Seitenauszug:
>>>>>

Selbst ein politisch seit 55 Jahren unabhängiges Fachmagazin für Personen in geschlechtsreifendem Alter kann die Zeichen der Zeit nicht mehr ignorieren: Die Bravo fügt ihrer Ausgabe ein Anti-Atomkraft-Poster bei. Die Begründung dazu ist schlüssig, schließlich erreicht diese Zeitschrift eher die bis in weiter Zukunft betroffenen Generationen. Soweit diese zukünftigen Erdenbürger überhaupt schon lesen können oder geboren sind.
Andere Magazine widmen sich dem Thema eher wissenschaftlich, wobei die Gefahr hoch ist, dass man Dinge unreflektiert in die eigene Meinung übernimmt. Schließlich muss das ja ein kluger Kopf sein, dieser Experte, der da schreibt.
Wenn man dann in der aktuellen Lage auf das Interview von Barry Brook, australischer Klimaforscher und Nuklearexperte, verwiesen wird, muss man es mindestens zweimal lesen, um zu verstehen, dass seine Aussagen wirklich nicht zynisch gemeint sind. Hauptthese und Überschrift des Artikels „Deutschland muss mehr Atomkraftwerke bauen“ würde ich, ohne den Inhalt zu kennen, eher vom Titanic-Magazin erwarten. Doch es wird noch besser:
„Trotzdem haben die Kraftwerke bisher kein einziges Menschenleben gefordert. (…) Wie gesagt, der Bevölkerung droht zum jetzigen Zeitpunkt keinerlei Gefahr – abgesehen vom der Zusammenbruch ihrer Stromversorgung.“
Sollten in 9 Monaten vermehrt verkrüppelte Kinder in Japan geboren werden, kann auch kein Kausalzusammenhang zu einer (im übrigen bestrittenen) längst vergangenen Störung in einem AKW hergestellt werden.
„Allein die Null-Risiko-Windkraft kostet jedes Jahr Menschenleben, weil Arbeiter bei der Wartung abstürzen.“
AKW’s werden nämlich nicht gewartet. Arbeitsunfälle sind nur für regenerative Energien typisch.

<<<<<

Datenauszug:
>>>>>

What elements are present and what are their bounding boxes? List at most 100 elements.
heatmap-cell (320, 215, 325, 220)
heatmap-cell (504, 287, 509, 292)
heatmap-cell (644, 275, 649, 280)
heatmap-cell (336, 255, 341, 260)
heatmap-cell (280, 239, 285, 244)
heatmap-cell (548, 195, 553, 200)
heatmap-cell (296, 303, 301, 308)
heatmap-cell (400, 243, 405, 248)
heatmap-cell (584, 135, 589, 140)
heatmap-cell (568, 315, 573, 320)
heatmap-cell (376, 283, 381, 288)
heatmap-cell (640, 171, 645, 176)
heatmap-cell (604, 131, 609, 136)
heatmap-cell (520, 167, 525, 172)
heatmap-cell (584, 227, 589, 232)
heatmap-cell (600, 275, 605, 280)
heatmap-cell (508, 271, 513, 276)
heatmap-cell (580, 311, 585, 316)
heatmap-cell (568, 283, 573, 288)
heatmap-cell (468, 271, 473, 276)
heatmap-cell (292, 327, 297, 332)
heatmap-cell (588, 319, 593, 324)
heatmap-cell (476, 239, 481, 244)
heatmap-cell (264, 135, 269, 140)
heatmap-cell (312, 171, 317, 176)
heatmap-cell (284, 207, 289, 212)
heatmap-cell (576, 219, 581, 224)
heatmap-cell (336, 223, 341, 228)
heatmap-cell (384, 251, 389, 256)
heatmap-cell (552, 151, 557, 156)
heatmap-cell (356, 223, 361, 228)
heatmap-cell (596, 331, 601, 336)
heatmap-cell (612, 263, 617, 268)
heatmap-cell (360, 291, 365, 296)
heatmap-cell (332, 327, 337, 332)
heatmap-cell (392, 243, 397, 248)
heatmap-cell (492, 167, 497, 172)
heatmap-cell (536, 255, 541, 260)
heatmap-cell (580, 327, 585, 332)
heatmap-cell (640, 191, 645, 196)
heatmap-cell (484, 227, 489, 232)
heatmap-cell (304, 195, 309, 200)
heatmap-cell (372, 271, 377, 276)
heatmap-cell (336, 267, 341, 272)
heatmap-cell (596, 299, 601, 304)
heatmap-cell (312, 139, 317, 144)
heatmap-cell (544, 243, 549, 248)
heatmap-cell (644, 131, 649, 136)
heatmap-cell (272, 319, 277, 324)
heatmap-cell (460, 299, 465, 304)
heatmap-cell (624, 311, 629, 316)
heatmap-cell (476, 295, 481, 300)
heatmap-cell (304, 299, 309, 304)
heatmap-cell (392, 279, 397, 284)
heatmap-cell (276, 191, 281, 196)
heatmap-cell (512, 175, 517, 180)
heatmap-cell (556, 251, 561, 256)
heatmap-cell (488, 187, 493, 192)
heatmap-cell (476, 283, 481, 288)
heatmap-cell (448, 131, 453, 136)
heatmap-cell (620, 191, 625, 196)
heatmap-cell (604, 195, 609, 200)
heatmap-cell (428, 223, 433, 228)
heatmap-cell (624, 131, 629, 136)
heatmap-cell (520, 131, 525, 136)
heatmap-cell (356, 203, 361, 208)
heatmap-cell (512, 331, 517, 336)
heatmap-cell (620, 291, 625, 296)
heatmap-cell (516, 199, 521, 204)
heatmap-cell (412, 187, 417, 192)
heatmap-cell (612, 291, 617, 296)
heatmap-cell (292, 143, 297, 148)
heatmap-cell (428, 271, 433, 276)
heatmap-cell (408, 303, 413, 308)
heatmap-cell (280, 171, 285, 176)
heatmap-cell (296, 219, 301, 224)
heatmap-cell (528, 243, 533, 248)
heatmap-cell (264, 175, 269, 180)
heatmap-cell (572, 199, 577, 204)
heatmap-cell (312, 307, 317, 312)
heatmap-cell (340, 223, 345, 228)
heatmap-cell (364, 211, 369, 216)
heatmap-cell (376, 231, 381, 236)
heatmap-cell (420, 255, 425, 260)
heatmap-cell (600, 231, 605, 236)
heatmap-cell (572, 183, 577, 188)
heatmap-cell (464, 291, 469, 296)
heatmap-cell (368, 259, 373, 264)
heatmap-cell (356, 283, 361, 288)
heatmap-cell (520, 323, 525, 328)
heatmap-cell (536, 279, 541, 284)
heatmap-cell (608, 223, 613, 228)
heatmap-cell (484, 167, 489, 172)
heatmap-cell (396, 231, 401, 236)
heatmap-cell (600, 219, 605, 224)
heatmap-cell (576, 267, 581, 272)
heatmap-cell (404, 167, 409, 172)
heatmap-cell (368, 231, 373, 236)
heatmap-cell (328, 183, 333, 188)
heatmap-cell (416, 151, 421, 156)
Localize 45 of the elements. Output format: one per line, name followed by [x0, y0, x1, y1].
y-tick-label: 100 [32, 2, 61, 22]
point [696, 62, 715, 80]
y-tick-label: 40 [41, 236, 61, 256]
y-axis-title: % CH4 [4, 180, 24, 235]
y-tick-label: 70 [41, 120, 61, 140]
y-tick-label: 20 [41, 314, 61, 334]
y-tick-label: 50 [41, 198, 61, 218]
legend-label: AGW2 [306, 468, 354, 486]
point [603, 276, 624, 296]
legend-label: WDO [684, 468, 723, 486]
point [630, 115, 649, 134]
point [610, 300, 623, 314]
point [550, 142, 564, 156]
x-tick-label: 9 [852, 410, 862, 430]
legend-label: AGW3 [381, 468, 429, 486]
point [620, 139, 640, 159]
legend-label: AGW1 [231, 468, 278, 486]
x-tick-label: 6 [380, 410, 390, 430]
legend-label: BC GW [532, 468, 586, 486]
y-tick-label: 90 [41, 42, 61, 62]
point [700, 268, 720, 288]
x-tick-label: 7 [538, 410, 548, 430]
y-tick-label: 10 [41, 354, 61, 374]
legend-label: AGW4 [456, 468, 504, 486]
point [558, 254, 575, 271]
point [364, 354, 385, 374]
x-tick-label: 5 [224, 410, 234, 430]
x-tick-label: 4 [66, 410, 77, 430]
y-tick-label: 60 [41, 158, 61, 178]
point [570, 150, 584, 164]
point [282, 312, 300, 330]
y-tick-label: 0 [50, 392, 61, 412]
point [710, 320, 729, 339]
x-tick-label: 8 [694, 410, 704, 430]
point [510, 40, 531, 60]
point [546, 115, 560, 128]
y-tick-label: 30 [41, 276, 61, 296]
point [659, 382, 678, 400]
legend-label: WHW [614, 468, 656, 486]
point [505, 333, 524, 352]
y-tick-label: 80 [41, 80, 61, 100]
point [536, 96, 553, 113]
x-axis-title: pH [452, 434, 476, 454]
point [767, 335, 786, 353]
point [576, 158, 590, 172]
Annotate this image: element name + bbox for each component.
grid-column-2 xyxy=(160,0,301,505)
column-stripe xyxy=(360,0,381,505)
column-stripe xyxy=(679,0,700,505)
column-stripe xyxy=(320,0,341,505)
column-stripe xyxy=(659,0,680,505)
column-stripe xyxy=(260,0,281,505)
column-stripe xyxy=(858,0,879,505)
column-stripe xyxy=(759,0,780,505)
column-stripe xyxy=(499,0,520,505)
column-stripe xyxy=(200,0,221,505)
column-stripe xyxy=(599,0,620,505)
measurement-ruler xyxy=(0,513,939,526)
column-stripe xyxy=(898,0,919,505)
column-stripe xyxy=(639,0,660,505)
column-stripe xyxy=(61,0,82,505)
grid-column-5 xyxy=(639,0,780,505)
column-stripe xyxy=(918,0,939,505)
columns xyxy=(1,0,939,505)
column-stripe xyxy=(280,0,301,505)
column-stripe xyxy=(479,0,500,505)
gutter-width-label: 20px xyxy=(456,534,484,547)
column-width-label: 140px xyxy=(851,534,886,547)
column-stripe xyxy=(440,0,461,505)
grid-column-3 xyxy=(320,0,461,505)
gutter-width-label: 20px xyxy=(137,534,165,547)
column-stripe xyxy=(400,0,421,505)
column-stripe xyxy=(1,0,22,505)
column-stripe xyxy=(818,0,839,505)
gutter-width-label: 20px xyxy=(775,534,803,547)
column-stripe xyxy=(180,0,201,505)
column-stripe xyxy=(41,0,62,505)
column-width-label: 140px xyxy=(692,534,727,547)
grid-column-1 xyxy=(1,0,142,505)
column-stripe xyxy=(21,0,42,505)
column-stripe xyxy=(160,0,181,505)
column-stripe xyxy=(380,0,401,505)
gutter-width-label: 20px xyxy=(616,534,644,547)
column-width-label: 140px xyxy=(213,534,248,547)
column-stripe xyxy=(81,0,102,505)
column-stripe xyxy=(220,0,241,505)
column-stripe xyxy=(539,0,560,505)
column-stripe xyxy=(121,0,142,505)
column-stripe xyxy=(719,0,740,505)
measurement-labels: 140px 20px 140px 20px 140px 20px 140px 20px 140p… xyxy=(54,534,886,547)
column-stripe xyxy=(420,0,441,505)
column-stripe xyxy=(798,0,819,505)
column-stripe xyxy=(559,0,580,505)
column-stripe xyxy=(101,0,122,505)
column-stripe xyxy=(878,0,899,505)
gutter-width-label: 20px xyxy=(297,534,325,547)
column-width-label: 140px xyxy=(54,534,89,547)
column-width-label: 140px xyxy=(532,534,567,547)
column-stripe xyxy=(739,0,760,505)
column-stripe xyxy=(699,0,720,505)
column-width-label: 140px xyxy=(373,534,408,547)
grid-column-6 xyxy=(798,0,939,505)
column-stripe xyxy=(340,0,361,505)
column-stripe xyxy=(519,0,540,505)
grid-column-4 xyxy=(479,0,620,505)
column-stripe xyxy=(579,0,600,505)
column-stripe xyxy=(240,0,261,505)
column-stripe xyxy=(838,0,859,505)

<<<<<

Aufgaben:
A) Wie lautet laut Seitenauszug die Überschrift des Artikels mit dem Interview von Barry Brook?
B) Kopiere einen Teil aus dem Seitenauszug wortgetreu: Beginne bei den Worten „Selbst ein politisch“ und höre nach „der da schreibt.“ auf.

Lösungen:
A) „Deutschland muss mehr Atomkraftwerke bauen“

B)
Selbst ein politisch seit 55 Jahren unabhängiges Fachmagazin für Personen in geschlechtsreifendem Alter kann die Zeichen der Zeit nicht mehr ignorieren: Die Bravo fügt ihrer Ausgabe ein Anti-Atomkraft-Poster bei. Die Begründung dazu ist schlüssig, schließlich erreicht diese Zeitschrift eher die bis in weiter Zukunft betroffenen Generationen. Soweit diese zukünftigen Erdenbürger überhaupt schon lesen können oder geboren sind.
Andere Magazine widmen sich dem Thema eher wissenschaftlich, wobei die Gefahr hoch ist, dass man Dinge unreflektiert in die eigene Meinung übernimmt. Schließlich muss das ja ein kluger Kopf sein, dieser Experte, der da schreibt.